::: Supplied records :::
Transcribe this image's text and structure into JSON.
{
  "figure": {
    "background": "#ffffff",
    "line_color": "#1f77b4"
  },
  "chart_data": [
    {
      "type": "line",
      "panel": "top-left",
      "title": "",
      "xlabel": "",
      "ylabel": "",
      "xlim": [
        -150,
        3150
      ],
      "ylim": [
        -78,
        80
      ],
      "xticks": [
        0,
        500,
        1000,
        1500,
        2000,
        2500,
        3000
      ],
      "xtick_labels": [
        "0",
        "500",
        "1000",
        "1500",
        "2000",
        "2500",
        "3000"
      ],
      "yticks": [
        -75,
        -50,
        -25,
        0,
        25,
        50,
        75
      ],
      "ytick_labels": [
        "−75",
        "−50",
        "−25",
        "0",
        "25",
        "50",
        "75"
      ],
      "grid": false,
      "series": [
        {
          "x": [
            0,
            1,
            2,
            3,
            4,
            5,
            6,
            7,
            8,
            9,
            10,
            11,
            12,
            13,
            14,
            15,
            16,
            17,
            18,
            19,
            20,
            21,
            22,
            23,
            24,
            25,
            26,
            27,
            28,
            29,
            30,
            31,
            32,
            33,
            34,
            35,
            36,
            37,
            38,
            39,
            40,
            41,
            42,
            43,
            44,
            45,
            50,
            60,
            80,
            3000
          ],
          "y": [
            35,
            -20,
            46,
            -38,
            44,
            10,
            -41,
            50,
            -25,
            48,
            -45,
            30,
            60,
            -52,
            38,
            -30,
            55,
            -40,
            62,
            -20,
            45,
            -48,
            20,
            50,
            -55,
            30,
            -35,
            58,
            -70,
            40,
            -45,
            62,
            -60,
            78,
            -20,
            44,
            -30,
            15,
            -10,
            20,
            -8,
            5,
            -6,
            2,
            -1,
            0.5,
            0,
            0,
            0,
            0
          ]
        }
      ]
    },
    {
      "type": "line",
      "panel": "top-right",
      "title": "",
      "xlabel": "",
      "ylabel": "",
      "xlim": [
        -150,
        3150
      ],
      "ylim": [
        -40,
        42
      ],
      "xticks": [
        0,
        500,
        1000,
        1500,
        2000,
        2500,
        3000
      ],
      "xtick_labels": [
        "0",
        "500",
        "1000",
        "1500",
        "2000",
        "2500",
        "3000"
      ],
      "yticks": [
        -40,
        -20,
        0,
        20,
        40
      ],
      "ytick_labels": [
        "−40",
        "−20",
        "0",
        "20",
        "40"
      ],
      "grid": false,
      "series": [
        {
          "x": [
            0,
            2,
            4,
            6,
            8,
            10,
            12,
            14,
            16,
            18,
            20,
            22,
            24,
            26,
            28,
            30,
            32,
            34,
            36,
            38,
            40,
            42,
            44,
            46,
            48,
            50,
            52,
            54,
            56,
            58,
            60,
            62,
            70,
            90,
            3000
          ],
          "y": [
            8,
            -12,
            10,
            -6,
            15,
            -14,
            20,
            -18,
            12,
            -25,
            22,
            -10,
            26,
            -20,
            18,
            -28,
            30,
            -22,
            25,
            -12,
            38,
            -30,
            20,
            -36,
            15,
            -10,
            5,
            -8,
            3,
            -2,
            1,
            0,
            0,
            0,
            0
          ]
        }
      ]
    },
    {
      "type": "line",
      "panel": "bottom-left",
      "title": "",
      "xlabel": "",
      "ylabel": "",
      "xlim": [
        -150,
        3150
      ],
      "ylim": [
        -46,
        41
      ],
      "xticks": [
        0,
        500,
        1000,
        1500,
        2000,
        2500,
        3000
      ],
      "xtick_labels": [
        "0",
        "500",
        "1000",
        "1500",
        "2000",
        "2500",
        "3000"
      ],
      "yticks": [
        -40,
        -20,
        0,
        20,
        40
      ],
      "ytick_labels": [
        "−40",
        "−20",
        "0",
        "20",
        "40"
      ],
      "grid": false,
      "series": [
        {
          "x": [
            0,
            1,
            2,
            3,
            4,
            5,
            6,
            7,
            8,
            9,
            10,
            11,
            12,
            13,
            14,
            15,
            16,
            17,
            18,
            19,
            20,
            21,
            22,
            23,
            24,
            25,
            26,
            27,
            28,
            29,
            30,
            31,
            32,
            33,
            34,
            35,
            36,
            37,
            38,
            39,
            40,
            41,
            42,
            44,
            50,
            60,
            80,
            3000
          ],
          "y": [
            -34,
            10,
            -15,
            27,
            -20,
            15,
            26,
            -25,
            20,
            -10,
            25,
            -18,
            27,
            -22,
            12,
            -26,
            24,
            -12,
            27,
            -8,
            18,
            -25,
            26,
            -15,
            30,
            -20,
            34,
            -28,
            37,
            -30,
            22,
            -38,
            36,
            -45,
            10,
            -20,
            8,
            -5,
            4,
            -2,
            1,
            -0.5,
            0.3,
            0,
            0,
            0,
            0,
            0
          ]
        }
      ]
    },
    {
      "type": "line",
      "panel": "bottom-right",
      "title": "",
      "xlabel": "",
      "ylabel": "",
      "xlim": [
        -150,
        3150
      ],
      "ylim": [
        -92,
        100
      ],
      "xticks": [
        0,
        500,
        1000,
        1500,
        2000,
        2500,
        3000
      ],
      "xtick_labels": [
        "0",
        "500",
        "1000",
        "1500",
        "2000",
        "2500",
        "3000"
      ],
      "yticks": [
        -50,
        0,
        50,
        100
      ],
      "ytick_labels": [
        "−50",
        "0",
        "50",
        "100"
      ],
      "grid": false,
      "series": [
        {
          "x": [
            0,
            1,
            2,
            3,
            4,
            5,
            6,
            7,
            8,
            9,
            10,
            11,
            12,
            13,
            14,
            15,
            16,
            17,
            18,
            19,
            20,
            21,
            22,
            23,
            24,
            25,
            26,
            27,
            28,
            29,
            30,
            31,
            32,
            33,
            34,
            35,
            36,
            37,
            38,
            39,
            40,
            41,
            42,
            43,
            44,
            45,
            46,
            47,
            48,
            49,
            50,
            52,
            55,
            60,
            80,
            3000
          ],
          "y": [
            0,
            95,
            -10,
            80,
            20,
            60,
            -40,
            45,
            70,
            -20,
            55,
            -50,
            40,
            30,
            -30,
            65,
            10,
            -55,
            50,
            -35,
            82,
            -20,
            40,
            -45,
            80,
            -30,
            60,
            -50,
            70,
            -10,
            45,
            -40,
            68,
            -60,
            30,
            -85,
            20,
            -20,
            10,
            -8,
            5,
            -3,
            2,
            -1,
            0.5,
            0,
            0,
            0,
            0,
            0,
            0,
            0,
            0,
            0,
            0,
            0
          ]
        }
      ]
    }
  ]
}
:::
::: Supplied records :::
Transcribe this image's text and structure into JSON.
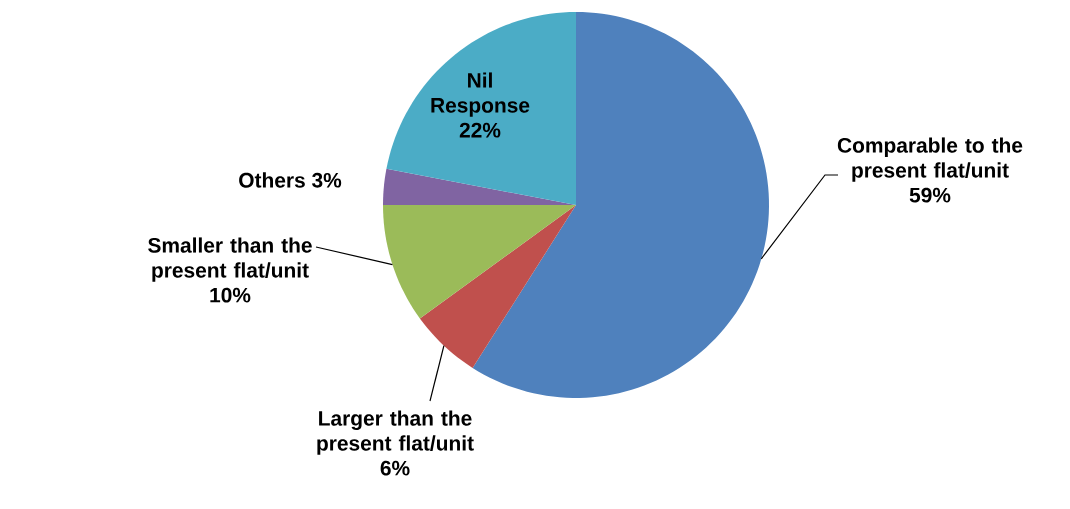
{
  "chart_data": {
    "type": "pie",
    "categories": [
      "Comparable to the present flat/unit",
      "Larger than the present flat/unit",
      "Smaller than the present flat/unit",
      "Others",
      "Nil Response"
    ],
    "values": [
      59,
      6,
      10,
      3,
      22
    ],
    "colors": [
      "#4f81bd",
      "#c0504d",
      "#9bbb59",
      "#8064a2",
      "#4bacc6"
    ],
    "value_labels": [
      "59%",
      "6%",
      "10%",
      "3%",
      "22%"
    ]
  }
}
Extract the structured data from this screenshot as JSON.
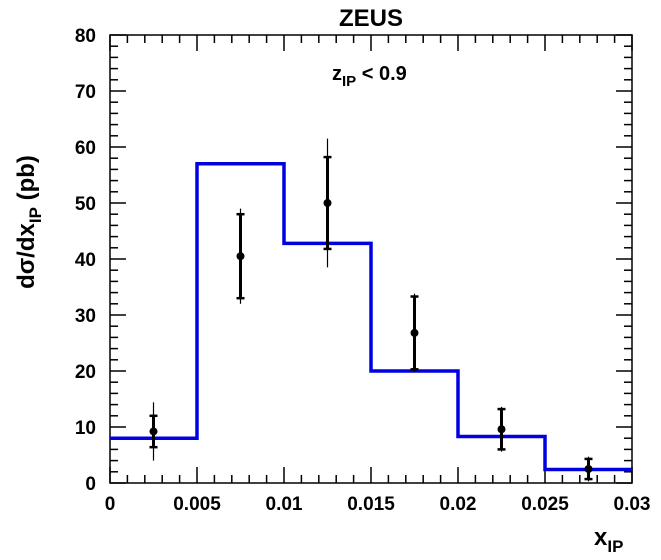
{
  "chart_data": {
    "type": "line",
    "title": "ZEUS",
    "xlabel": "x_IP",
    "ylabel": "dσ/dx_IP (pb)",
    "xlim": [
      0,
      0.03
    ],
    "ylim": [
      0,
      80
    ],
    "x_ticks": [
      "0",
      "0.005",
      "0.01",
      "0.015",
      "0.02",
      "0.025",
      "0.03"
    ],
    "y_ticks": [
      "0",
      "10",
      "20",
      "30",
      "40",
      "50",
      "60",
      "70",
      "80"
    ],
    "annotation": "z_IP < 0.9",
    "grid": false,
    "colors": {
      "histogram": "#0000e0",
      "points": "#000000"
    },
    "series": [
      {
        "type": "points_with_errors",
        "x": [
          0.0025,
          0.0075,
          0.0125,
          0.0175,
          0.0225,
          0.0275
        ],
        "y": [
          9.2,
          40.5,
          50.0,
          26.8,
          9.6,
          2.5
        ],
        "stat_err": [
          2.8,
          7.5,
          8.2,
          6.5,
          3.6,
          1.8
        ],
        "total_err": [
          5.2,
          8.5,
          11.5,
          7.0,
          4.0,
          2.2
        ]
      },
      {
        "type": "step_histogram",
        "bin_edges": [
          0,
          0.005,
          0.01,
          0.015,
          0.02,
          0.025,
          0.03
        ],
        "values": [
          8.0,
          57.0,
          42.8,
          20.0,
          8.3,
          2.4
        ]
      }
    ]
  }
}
:::
Your task is to collect every line above that contains the word "than".

      "Larger than the present flat/unit",
      "Smaller than the present flat/unit",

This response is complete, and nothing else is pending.